Records

+ + + + + + +

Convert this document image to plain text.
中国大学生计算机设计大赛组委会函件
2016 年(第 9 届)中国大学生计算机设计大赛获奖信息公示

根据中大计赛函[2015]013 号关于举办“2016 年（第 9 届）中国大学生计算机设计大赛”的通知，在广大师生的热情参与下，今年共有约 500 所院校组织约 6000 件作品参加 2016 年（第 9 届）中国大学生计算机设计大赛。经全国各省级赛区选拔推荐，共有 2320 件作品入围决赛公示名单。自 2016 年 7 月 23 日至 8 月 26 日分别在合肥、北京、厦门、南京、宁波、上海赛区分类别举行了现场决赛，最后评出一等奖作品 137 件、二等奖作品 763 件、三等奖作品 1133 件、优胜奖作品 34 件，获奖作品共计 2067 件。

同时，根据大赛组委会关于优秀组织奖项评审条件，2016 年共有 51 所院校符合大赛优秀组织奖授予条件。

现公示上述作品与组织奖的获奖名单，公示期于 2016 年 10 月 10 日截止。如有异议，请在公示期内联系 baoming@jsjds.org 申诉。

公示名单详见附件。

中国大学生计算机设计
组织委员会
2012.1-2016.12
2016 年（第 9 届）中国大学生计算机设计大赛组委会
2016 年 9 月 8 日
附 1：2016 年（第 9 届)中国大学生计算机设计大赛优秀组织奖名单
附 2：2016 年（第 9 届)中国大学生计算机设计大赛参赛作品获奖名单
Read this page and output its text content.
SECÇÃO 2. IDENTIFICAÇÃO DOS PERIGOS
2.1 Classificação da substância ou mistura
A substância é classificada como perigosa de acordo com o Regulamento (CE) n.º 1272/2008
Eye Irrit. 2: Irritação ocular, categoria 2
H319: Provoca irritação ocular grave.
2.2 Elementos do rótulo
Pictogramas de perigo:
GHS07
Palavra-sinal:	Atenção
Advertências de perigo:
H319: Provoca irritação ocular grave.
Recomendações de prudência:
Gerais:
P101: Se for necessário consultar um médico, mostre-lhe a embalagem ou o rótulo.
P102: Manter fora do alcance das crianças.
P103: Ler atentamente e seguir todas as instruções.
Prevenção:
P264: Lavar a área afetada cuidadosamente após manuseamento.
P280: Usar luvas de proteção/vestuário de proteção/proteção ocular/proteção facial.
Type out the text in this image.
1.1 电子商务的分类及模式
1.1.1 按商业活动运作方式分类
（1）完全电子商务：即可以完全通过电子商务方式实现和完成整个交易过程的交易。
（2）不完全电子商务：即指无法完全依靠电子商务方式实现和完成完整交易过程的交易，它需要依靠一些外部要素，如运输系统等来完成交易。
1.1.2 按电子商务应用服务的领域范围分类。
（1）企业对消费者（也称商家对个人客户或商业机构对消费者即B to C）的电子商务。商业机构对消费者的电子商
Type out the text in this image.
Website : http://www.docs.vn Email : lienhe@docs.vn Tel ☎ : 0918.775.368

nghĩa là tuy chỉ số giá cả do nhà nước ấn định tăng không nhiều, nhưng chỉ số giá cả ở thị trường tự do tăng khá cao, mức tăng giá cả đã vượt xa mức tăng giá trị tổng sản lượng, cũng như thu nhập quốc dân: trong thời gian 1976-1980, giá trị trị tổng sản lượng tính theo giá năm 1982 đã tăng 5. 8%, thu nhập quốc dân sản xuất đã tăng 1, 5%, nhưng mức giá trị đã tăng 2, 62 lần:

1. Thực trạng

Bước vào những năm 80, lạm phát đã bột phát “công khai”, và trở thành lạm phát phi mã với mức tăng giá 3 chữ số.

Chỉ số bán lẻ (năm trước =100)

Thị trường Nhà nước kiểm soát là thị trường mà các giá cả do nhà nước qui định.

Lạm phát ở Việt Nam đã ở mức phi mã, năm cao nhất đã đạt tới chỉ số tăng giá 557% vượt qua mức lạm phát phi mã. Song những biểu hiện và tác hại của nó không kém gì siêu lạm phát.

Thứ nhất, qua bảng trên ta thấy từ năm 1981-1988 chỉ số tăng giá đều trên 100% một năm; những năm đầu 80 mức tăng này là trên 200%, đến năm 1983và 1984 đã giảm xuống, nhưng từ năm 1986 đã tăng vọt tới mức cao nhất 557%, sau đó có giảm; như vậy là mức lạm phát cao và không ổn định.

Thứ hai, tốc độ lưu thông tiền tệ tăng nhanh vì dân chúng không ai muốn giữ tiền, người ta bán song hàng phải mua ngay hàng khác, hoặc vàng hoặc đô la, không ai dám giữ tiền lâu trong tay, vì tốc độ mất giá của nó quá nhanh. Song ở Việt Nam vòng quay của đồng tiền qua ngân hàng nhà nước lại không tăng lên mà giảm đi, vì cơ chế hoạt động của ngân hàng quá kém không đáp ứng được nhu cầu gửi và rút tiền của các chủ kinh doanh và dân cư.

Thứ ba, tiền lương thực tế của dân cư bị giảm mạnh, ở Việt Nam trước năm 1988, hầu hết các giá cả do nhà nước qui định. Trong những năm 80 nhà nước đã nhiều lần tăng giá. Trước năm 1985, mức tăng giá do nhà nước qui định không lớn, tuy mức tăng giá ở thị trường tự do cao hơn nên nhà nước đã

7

+ + + + + + +

:: Problem requirements ::
Reproduce the material in full, with no word added or dropped.

:: Expected answer ::
Convert this document image to plain text.
中国大学生计算机设计大赛组委会函件
2016 年(第 9 届)中国大学生计算机设计大赛获奖信息公示

根据中大计赛函[2015]013 号关于举办“2016 年（第 9 届）中国大学生计算机设计大赛”的通知，在广大师生的热情参与下，今年共有约 500 所院校组织约 6000 件作品参加 2016 年（第 9 届）中国大学生计算机设计大赛。经全国各省级赛区选拔推荐，共有 2320 件作品入围决赛公示名单。自 2016 年 7 月 23 日至 8 月 26 日分别在合肥、北京、厦门、南京、宁波、上海赛区分类别举行了现场决赛，最后评出一等奖作品 137 件、二等奖作品 763 件、三等奖作品 1133 件、优胜奖作品 34 件，获奖作品共计 2067 件。

同时，根据大赛组委会关于优秀组织奖项评审条件，2016 年共有 51 所院校符合大赛优秀组织奖授予条件。

现公示上述作品与组织奖的获奖名单，公示期于 2016 年 10 月 10 日截止。如有异议，请在公示期内联系 baoming@jsjds.org 申诉。

公示名单详见附件。

中国大学生计算机设计
组织委员会
2012.1-2016.12
2016 年（第 9 届）中国大学生计算机设计大赛组委会
2016 年 9 月 8 日
附 1：2016 年（第 9 届)中国大学生计算机设计大赛优秀组织奖名单
附 2：2016 年（第 9 届)中国大学生计算机设计大赛参赛作品获奖名单
Read this page and output its text content.
SECÇÃO 2. IDENTIFICAÇÃO DOS PERIGOS
2.1 Classificação da substância ou mistura
A substância é classificada como perigosa de acordo com o Regulamento (CE) n.º 1272/2008
Eye Irrit. 2: Irritação ocular, categoria 2
H319: Provoca irritação ocular grave.
2.2 Elementos do rótulo
Pictogramas de perigo:
GHS07
Palavra-sinal:	Atenção
Advertências de perigo:
H319: Provoca irritação ocular grave.
Recomendações de prudência:
Gerais:
P101: Se for necessário consultar um médico, mostre-lhe a embalagem ou o rótulo.
P102: Manter fora do alcance das crianças.
P103: Ler atentamente e seguir todas as instruções.
Prevenção:
P264: Lavar a área afetada cuidadosamente após manuseamento.
P280: Usar luvas de proteção/vestuário de proteção/proteção ocular/proteção facial.
Type out the text in this image.
1.1 电子商务的分类及模式
1.1.1 按商业活动运作方式分类
（1）完全电子商务：即可以完全通过电子商务方式实现和完成整个交易过程的交易。
（2）不完全电子商务：即指无法完全依靠电子商务方式实现和完成完整交易过程的交易，它需要依靠一些外部要素，如运输系统等来完成交易。
1.1.2 按电子商务应用服务的领域范围分类。
（1）企业对消费者（也称商家对个人客户或商业机构对消费者即B to C）的电子商务。商业机构对消费者的电子商
Type out the text in this image.
Website : http://www.docs.vn Email : lienhe@docs.vn Tel ☎ : 0918.775.368

nghĩa là tuy chỉ số giá cả do nhà nước ấn định tăng không nhiều, nhưng chỉ số giá cả ở thị trường tự do tăng khá cao, mức tăng giá cả đã vượt xa mức tăng giá trị tổng sản lượng, cũng như thu nhập quốc dân: trong thời gian 1976-1980, giá trị trị tổng sản lượng tính theo giá năm 1982 đã tăng 5. 8%, thu nhập quốc dân sản xuất đã tăng 1, 5%, nhưng mức giá trị đã tăng 2, 62 lần:

1. Thực trạng

Bước vào những năm 80, lạm phát đã bột phát “công khai”, và trở thành lạm phát phi mã với mức tăng giá 3 chữ số.

Chỉ số bán lẻ (năm trước =100)

Thị trường Nhà nước kiểm soát là thị trường mà các giá cả do nhà nước qui định.

Lạm phát ở Việt Nam đã ở mức phi mã, năm cao nhất đã đạt tới chỉ số tăng giá 557% vượt qua mức lạm phát phi mã. Song những biểu hiện và tác hại của nó không kém gì siêu lạm phát.

Thứ nhất, qua bảng trên ta thấy từ năm 1981-1988 chỉ số tăng giá đều trên 100% một năm; những năm đầu 80 mức tăng này là trên 200%, đến năm 1983và 1984 đã giảm xuống, nhưng từ năm 1986 đã tăng vọt tới mức cao nhất 557%, sau đó có giảm; như vậy là mức lạm phát cao và không ổn định.

Thứ hai, tốc độ lưu thông tiền tệ tăng nhanh vì dân chúng không ai muốn giữ tiền, người ta bán song hàng phải mua ngay hàng khác, hoặc vàng hoặc đô la, không ai dám giữ tiền lâu trong tay, vì tốc độ mất giá của nó quá nhanh. Song ở Việt Nam vòng quay của đồng tiền qua ngân hàng nhà nước lại không tăng lên mà giảm đi, vì cơ chế hoạt động của ngân hàng quá kém không đáp ứng được nhu cầu gửi và rút tiền của các chủ kinh doanh và dân cư.

Thứ ba, tiền lương thực tế của dân cư bị giảm mạnh, ở Việt Nam trước năm 1988, hầu hết các giá cả do nhà nước qui định. Trong những năm 80 nhà nước đã nhiều lần tăng giá. Trước năm 1985, mức tăng giá do nhà nước qui định không lớn, tuy mức tăng giá ở thị trường tự do cao hơn nên nhà nước đã

7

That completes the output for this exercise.